__TASK__
The listing below should be copied in full, word for word.

__DATA TO USE__
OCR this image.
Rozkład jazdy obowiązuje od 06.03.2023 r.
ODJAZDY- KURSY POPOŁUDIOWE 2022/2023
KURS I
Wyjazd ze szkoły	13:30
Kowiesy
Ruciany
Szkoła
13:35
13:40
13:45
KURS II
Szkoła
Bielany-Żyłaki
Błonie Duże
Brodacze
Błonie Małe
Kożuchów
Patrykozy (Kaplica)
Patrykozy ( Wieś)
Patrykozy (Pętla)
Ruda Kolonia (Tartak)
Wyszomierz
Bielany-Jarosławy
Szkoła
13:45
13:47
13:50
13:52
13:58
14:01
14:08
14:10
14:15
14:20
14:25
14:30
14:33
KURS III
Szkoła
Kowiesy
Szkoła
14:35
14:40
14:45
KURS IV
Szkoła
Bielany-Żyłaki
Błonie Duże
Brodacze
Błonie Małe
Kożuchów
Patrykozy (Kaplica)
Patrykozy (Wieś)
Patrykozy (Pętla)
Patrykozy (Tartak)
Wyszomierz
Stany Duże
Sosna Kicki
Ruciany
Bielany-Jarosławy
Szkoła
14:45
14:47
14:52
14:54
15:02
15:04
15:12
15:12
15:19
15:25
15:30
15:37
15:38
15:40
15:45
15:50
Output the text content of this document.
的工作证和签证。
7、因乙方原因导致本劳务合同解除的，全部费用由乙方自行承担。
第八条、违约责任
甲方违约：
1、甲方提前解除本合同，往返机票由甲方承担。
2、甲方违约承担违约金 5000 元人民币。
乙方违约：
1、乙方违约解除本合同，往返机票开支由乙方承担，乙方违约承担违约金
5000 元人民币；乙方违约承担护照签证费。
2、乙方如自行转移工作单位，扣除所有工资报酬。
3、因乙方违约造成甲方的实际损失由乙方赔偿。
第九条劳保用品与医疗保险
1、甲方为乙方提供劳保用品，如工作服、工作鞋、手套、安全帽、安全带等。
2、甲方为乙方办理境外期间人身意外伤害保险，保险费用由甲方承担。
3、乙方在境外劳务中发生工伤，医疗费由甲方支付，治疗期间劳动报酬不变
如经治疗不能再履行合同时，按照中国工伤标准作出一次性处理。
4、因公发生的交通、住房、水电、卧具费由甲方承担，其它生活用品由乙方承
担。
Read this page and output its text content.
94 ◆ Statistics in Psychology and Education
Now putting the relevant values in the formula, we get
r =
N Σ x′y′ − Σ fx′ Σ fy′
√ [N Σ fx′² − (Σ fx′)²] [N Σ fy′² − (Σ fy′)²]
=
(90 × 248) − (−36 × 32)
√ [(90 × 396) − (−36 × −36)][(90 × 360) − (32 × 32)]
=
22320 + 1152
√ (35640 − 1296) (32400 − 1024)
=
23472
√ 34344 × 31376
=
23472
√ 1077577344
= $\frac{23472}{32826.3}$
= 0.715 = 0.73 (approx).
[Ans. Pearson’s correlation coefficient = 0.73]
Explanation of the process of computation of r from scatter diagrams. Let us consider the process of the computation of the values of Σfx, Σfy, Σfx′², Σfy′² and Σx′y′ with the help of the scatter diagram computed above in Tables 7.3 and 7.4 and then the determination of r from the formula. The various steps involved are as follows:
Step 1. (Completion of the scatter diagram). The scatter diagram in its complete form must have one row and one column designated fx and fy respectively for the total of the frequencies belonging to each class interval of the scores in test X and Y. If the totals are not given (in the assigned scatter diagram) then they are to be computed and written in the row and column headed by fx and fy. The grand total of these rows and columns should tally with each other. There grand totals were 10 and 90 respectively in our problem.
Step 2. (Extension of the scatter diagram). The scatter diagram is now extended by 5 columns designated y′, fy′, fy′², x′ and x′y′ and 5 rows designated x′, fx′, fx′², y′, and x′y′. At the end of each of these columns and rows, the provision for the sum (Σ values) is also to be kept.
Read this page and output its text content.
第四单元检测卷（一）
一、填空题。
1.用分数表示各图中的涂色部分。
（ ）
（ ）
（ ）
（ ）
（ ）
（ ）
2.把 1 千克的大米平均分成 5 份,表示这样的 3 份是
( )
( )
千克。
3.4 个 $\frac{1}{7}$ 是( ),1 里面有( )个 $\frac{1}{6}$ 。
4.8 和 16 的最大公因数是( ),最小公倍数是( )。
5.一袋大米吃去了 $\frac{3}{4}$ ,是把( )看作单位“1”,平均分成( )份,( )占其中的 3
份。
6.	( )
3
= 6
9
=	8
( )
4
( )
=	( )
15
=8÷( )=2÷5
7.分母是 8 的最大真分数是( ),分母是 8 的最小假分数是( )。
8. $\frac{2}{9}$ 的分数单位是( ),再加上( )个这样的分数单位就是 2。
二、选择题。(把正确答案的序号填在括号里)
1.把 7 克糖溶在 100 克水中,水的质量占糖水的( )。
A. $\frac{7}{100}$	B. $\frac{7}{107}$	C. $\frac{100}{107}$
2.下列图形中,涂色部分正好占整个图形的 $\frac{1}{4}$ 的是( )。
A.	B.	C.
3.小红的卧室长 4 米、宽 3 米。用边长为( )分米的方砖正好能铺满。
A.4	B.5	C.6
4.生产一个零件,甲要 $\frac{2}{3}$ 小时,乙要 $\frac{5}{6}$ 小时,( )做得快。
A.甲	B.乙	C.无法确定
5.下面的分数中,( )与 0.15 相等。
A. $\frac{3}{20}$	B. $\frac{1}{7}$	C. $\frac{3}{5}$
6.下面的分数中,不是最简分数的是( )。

__RESULT__
OCR this image.
Rozkład jazdy obowiązuje od 06.03.2023 r.
ODJAZDY- KURSY POPOŁUDIOWE 2022/2023
KURS I
Wyjazd ze szkoły	13:30
Kowiesy
Ruciany
Szkoła
13:35
13:40
13:45
KURS II
Szkoła
Bielany-Żyłaki
Błonie Duże
Brodacze
Błonie Małe
Kożuchów
Patrykozy (Kaplica)
Patrykozy ( Wieś)
Patrykozy (Pętla)
Ruda Kolonia (Tartak)
Wyszomierz
Bielany-Jarosławy
Szkoła
13:45
13:47
13:50
13:52
13:58
14:01
14:08
14:10
14:15
14:20
14:25
14:30
14:33
KURS III
Szkoła
Kowiesy
Szkoła
14:35
14:40
14:45
KURS IV
Szkoła
Bielany-Żyłaki
Błonie Duże
Brodacze
Błonie Małe
Kożuchów
Patrykozy (Kaplica)
Patrykozy (Wieś)
Patrykozy (Pętla)
Patrykozy (Tartak)
Wyszomierz
Stany Duże
Sosna Kicki
Ruciany
Bielany-Jarosławy
Szkoła
14:45
14:47
14:52
14:54
15:02
15:04
15:12
15:12
15:19
15:25
15:30
15:37
15:38
15:40
15:45
15:50
Output the text content of this document.
的工作证和签证。
7、因乙方原因导致本劳务合同解除的，全部费用由乙方自行承担。
第八条、违约责任
甲方违约：
1、甲方提前解除本合同，往返机票由甲方承担。
2、甲方违约承担违约金 5000 元人民币。
乙方违约：
1、乙方违约解除本合同，往返机票开支由乙方承担，乙方违约承担违约金
5000 元人民币；乙方违约承担护照签证费。
2、乙方如自行转移工作单位，扣除所有工资报酬。
3、因乙方违约造成甲方的实际损失由乙方赔偿。
第九条劳保用品与医疗保险
1、甲方为乙方提供劳保用品，如工作服、工作鞋、手套、安全帽、安全带等。
2、甲方为乙方办理境外期间人身意外伤害保险，保险费用由甲方承担。
3、乙方在境外劳务中发生工伤，医疗费由甲方支付，治疗期间劳动报酬不变
如经治疗不能再履行合同时，按照中国工伤标准作出一次性处理。
4、因公发生的交通、住房、水电、卧具费由甲方承担，其它生活用品由乙方承
担。
Read this page and output its text content.
94 ◆ Statistics in Psychology and Education
Now putting the relevant values in the formula, we get
r =
N Σ x′y′ − Σ fx′ Σ fy′
√ [N Σ fx′² − (Σ fx′)²] [N Σ fy′² − (Σ fy′)²]
=
(90 × 248) − (−36 × 32)
√ [(90 × 396) − (−36 × −36)][(90 × 360) − (32 × 32)]
=
22320 + 1152
√ (35640 − 1296) (32400 − 1024)
=
23472
√ 34344 × 31376
=
23472
√ 1077577344
= $\frac{23472}{32826.3}$
= 0.715 = 0.73 (approx).
[Ans. Pearson’s correlation coefficient = 0.73]
Explanation of the process of computation of r from scatter diagrams. Let us consider the process of the computation of the values of Σfx, Σfy, Σfx′², Σfy′² and Σx′y′ with the help of the scatter diagram computed above in Tables 7.3 and 7.4 and then the determination of r from the formula. The various steps involved are as follows:
Step 1. (Completion of the scatter diagram). The scatter diagram in its complete form must have one row and one column designated fx and fy respectively for the total of the frequencies belonging to each class interval of the scores in test X and Y. If the totals are not given (in the assigned scatter diagram) then they are to be computed and written in the row and column headed by fx and fy. The grand total of these rows and columns should tally with each other. There grand totals were 10 and 90 respectively in our problem.
Step 2. (Extension of the scatter diagram). The scatter diagram is now extended by 5 columns designated y′, fy′, fy′², x′ and x′y′ and 5 rows designated x′, fx′, fx′², y′, and x′y′. At the end of each of these columns and rows, the provision for the sum (Σ values) is also to be kept.
Read this page and output its text content.
第四单元检测卷（一）
一、填空题。
1.用分数表示各图中的涂色部分。
（ ）
（ ）
（ ）
（ ）
（ ）
（ ）
2.把 1 千克的大米平均分成 5 份,表示这样的 3 份是
( )
( )
千克。
3.4 个 $\frac{1}{7}$ 是( ),1 里面有( )个 $\frac{1}{6}$ 。
4.8 和 16 的最大公因数是( ),最小公倍数是( )。
5.一袋大米吃去了 $\frac{3}{4}$ ,是把( )看作单位“1”,平均分成( )份,( )占其中的 3
份。
6.	( )
3
= 6
9
=	8
( )
4
( )
=	( )
15
=8÷( )=2÷5
7.分母是 8 的最大真分数是( ),分母是 8 的最小假分数是( )。
8. $\frac{2}{9}$ 的分数单位是( ),再加上( )个这样的分数单位就是 2。
二、选择题。(把正确答案的序号填在括号里)
1.把 7 克糖溶在 100 克水中,水的质量占糖水的( )。
A. $\frac{7}{100}$	B. $\frac{7}{107}$	C. $\frac{100}{107}$
2.下列图形中,涂色部分正好占整个图形的 $\frac{1}{4}$ 的是( )。
A.	B.	C.
3.小红的卧室长 4 米、宽 3 米。用边长为( )分米的方砖正好能铺满。
A.4	B.5	C.6
4.生产一个零件,甲要 $\frac{2}{3}$ 小时,乙要 $\frac{5}{6}$ 小时,( )做得快。
A.甲	B.乙	C.无法确定
5.下面的分数中,( )与 0.15 相等。
A. $\frac{3}{20}$	B. $\frac{1}{7}$	C. $\frac{3}{5}$
6.下面的分数中,不是最简分数的是( )。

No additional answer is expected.